--- begin TASK DATA ---

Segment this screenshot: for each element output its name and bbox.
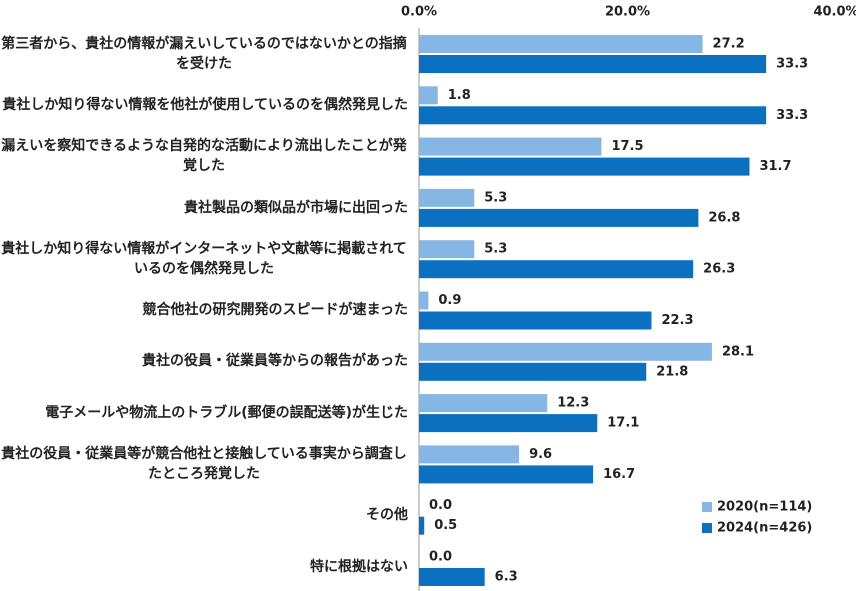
bar [419, 342, 712, 361]
legend-label: 2024(n=426) [717, 521, 812, 536]
bar [419, 188, 475, 207]
bar [419, 157, 750, 176]
bar [419, 414, 598, 433]
bar [419, 311, 652, 330]
category-label: 貴社製品の類似品が市場に出回った [0, 198, 408, 218]
value-label: 0.9 [438, 293, 461, 308]
value-label: 16.7 [603, 467, 635, 482]
bar [419, 362, 647, 381]
category-text: 特に根拠はない [310, 558, 408, 575]
category-label: 漏えいを察知できるような自発的な活動により流出したことが発覚した [0, 136, 408, 176]
category-label: 貴社の役員・従業員等からの報告があった [0, 351, 408, 371]
category-text: 貴社しか知り得ない情報がインターネットや文献等に掲載されているのを偶然発見した [1, 240, 407, 277]
bar [419, 291, 429, 310]
value-label: 0.0 [429, 498, 452, 513]
value-label: 17.1 [607, 416, 639, 431]
bar [419, 35, 703, 53]
bar [419, 137, 602, 156]
value-label: 26.8 [708, 210, 740, 225]
value-label: 33.3 [776, 57, 808, 72]
x-tick-label: 0.0% [401, 5, 437, 20]
category-text: 貴社製品の類似品が市場に出回った [184, 199, 408, 216]
category-text: 貴社しか知り得ない情報を他社が使用しているのを偶然発見した [2, 96, 408, 113]
bar [419, 260, 694, 279]
category-label: その他 [0, 505, 408, 525]
value-label: 0.5 [434, 518, 457, 533]
bar [419, 106, 767, 125]
value-label: 5.3 [484, 242, 507, 257]
category-text: 貴社の役員・従業員等からの報告があった [142, 353, 408, 370]
category-text: その他 [366, 507, 408, 524]
value-label: 5.3 [484, 190, 507, 205]
category-label: 電子メールや物流上のトラブル(郵便の誤配送等)が生じた [0, 403, 408, 423]
value-label: 9.6 [529, 447, 552, 462]
value-label: 31.7 [759, 159, 791, 174]
category-label: 貴社しか知り得ない情報を他社が使用しているのを偶然発見した [0, 95, 408, 115]
category-label: 特に根拠はない [0, 557, 408, 577]
bar [419, 240, 475, 259]
x-tick-label: 20.0% [605, 5, 650, 20]
category-text: 電子メールや物流上のトラブル(郵便の誤配送等)が生じた [45, 404, 408, 421]
value-label: 33.3 [776, 108, 808, 123]
legend-swatch [702, 523, 712, 533]
value-label: 28.1 [722, 344, 754, 359]
category-label: 競合他社の研究開発のスピードが速まった [0, 300, 408, 320]
category-text: 漏えいを察知できるような自発的な活動により流出したことが発覚した [1, 138, 407, 175]
bar [419, 55, 767, 73]
legend-label: 2020(n=114) [717, 500, 812, 515]
bar [419, 465, 594, 484]
value-label: 21.8 [656, 364, 688, 379]
value-label: 1.8 [448, 88, 471, 103]
value-label: 0.0 [429, 550, 452, 565]
bar [419, 516, 425, 535]
category-text: 競合他社の研究開発のスピードが速まった [142, 302, 408, 319]
category-label: 貴社の役員・従業員等が競合他社と接触している事実から調査したところ発覚した [0, 444, 408, 484]
bar [419, 86, 438, 105]
x-tick-label: 40.0% [813, 5, 856, 20]
category-text: 第三者から、貴社の情報が漏えいしているのではないかとの指摘を受けた [1, 35, 407, 72]
value-label: 17.5 [611, 139, 643, 154]
value-label: 6.3 [495, 570, 518, 585]
value-label: 22.3 [661, 313, 693, 328]
legend-swatch [702, 502, 712, 512]
bar [419, 208, 699, 227]
bar [419, 568, 485, 586]
bar [419, 445, 520, 464]
category-label: 貴社しか知り得ない情報がインターネットや文献等に掲載されているのを偶然発見した [0, 239, 408, 279]
category-label: 第三者から、貴社の情報が漏えいしているのではないかとの指摘を受けた [0, 34, 408, 74]
value-label: 26.3 [703, 262, 735, 277]
bar [419, 394, 548, 413]
value-label: 27.2 [713, 37, 745, 52]
category-text: 貴社の役員・従業員等が競合他社と接触している事実から調査したところ発覚した [1, 446, 407, 483]
value-label: 12.3 [557, 396, 589, 411]
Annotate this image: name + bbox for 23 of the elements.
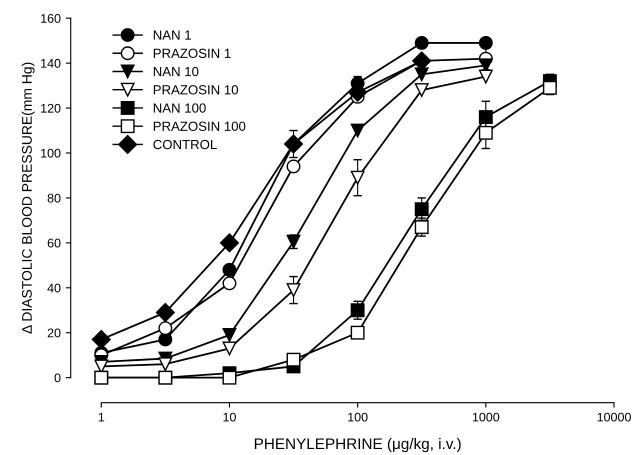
x-axis-title: PHENYLEPHRINE (μg/kg, i.v.) — [254, 438, 461, 452]
y-tick-label: 80 — [48, 194, 61, 203]
y-tick-label: 0 — [54, 373, 61, 382]
y-tick-label: 140 — [41, 58, 61, 68]
x-tick-label: 1000 — [472, 412, 500, 422]
y-tick-label: 120 — [41, 104, 61, 113]
y-tick-label: 40 — [47, 284, 61, 292]
legend-label: NAN 1 — [154, 30, 191, 40]
y-axis-title: Δ DIASTOLIC BLOOD PRESSURE(mm Hg) — [22, 62, 35, 334]
legend-label: NAN 10 — [154, 66, 198, 76]
legend-label: PRAZOSIN 1 — [154, 48, 231, 58]
y-tick-label: 100 — [41, 148, 61, 158]
x-tick-label: 1 — [98, 412, 104, 422]
legend-label: CONTROL — [153, 140, 217, 150]
x-tick-label: 10000 — [598, 412, 631, 422]
legend-label: NAN 100 — [154, 103, 206, 113]
y-tick-label: 60 — [48, 238, 61, 248]
y-tick-label: 160 — [41, 14, 61, 23]
legend-label: PRAZOSIN 10 — [154, 85, 238, 94]
y-tick-label: 20 — [48, 328, 61, 338]
x-tick-label: 100 — [348, 412, 368, 422]
legend-label: PRAZOSIN 100 — [154, 122, 246, 131]
x-tick-label: 10 — [223, 412, 236, 422]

--- end TASK DATA ---

INSTRUCTION: Copy every one of the lines above word for word, but omit the pictures from your copy.

EXERCISE RESULT:
Segment this screenshot: for each element output its name and bbox.
bar [419, 342, 712, 361]
legend-label: 2024(n=426) [717, 521, 812, 536]
bar [419, 188, 475, 207]
bar [419, 157, 750, 176]
bar [419, 414, 598, 433]
bar [419, 311, 652, 330]
category-label: 貴社製品の類似品が市場に出回った [0, 198, 408, 218]
value-label: 0.9 [438, 293, 461, 308]
value-label: 16.7 [603, 467, 635, 482]
bar [419, 362, 647, 381]
category-text: 特に根拠はない [310, 558, 408, 575]
category-label: 漏えいを察知できるような自発的な活動により流出したことが発覚した [0, 136, 408, 176]
category-label: 貴社の役員・従業員等からの報告があった [0, 351, 408, 371]
category-text: 貴社しか知り得ない情報がインターネットや文献等に掲載されているのを偶然発見した [1, 240, 407, 277]
bar [419, 291, 429, 310]
value-label: 0.0 [429, 498, 452, 513]
value-label: 17.1 [607, 416, 639, 431]
bar [419, 35, 703, 53]
bar [419, 137, 602, 156]
value-label: 26.8 [708, 210, 740, 225]
value-label: 33.3 [776, 57, 808, 72]
x-tick-label: 0.0% [401, 5, 437, 20]
category-text: 貴社製品の類似品が市場に出回った [184, 199, 408, 216]
category-text: 貴社しか知り得ない情報を他社が使用しているのを偶然発見した [2, 96, 408, 113]
bar [419, 260, 694, 279]
category-label: その他 [0, 505, 408, 525]
value-label: 0.5 [434, 518, 457, 533]
bar [419, 106, 767, 125]
value-label: 5.3 [484, 242, 507, 257]
category-text: 貴社の役員・従業員等からの報告があった [142, 353, 408, 370]
category-text: その他 [366, 507, 408, 524]
value-label: 5.3 [484, 190, 507, 205]
category-label: 電子メールや物流上のトラブル(郵便の誤配送等)が生じた [0, 403, 408, 423]
value-label: 9.6 [529, 447, 552, 462]
value-label: 31.7 [759, 159, 791, 174]
category-label: 貴社しか知り得ない情報を他社が使用しているのを偶然発見した [0, 95, 408, 115]
category-label: 特に根拠はない [0, 557, 408, 577]
bar [419, 240, 475, 259]
x-tick-label: 20.0% [605, 5, 650, 20]
category-text: 電子メールや物流上のトラブル(郵便の誤配送等)が生じた [45, 404, 408, 421]
value-label: 33.3 [776, 108, 808, 123]
legend-swatch [702, 523, 712, 533]
value-label: 28.1 [722, 344, 754, 359]
category-label: 競合他社の研究開発のスピードが速まった [0, 300, 408, 320]
category-text: 漏えいを察知できるような自発的な活動により流出したことが発覚した [1, 138, 407, 175]
bar [419, 55, 767, 73]
legend-label: 2020(n=114) [717, 500, 812, 515]
bar [419, 465, 594, 484]
value-label: 21.8 [656, 364, 688, 379]
value-label: 1.8 [448, 88, 471, 103]
value-label: 0.0 [429, 550, 452, 565]
bar [419, 516, 425, 535]
category-text: 競合他社の研究開発のスピードが速まった [142, 302, 408, 319]
category-label: 貴社の役員・従業員等が競合他社と接触している事実から調査したところ発覚した [0, 444, 408, 484]
bar [419, 86, 438, 105]
x-tick-label: 40.0% [813, 5, 856, 20]
category-text: 第三者から、貴社の情報が漏えいしているのではないかとの指摘を受けた [1, 35, 407, 72]
value-label: 17.5 [611, 139, 643, 154]
value-label: 6.3 [495, 570, 518, 585]
value-label: 22.3 [661, 313, 693, 328]
legend-swatch [702, 502, 712, 512]
bar [419, 208, 699, 227]
bar [419, 568, 485, 586]
bar [419, 445, 520, 464]
category-label: 貴社しか知り得ない情報がインターネットや文献等に掲載されているのを偶然発見した [0, 239, 408, 279]
category-label: 第三者から、貴社の情報が漏えいしているのではないかとの指摘を受けた [0, 34, 408, 74]
value-label: 26.3 [703, 262, 735, 277]
bar [419, 394, 548, 413]
value-label: 27.2 [713, 37, 745, 52]
category-text: 貴社の役員・従業員等が競合他社と接触している事実から調査したところ発覚した [1, 446, 407, 483]
value-label: 12.3 [557, 396, 589, 411]
Annotate this image: name + bbox for 23 of the elements.
x-axis-title: PHENYLEPHRINE (μg/kg, i.v.) — [254, 438, 461, 452]
y-tick-label: 80 — [48, 194, 61, 203]
y-tick-label: 0 — [54, 373, 61, 382]
y-tick-label: 140 — [41, 58, 61, 68]
x-tick-label: 1000 — [472, 412, 500, 422]
y-tick-label: 120 — [41, 104, 61, 113]
y-tick-label: 40 — [47, 284, 61, 292]
legend-label: NAN 1 — [154, 30, 191, 40]
y-axis-title: Δ DIASTOLIC BLOOD PRESSURE(mm Hg) — [22, 62, 35, 334]
legend-label: NAN 10 — [154, 66, 198, 76]
legend-label: PRAZOSIN 1 — [154, 48, 231, 58]
y-tick-label: 100 — [41, 148, 61, 158]
x-tick-label: 1 — [98, 412, 104, 422]
legend-label: CONTROL — [153, 140, 217, 150]
x-tick-label: 10000 — [598, 412, 631, 422]
legend-label: NAN 100 — [154, 103, 206, 113]
y-tick-label: 60 — [48, 238, 61, 248]
y-tick-label: 160 — [41, 14, 61, 23]
legend-label: PRAZOSIN 10 — [154, 85, 238, 94]
y-tick-label: 20 — [48, 328, 61, 338]
x-tick-label: 100 — [348, 412, 368, 422]
legend-label: PRAZOSIN 100 — [154, 122, 246, 131]
x-tick-label: 10 — [223, 412, 236, 422]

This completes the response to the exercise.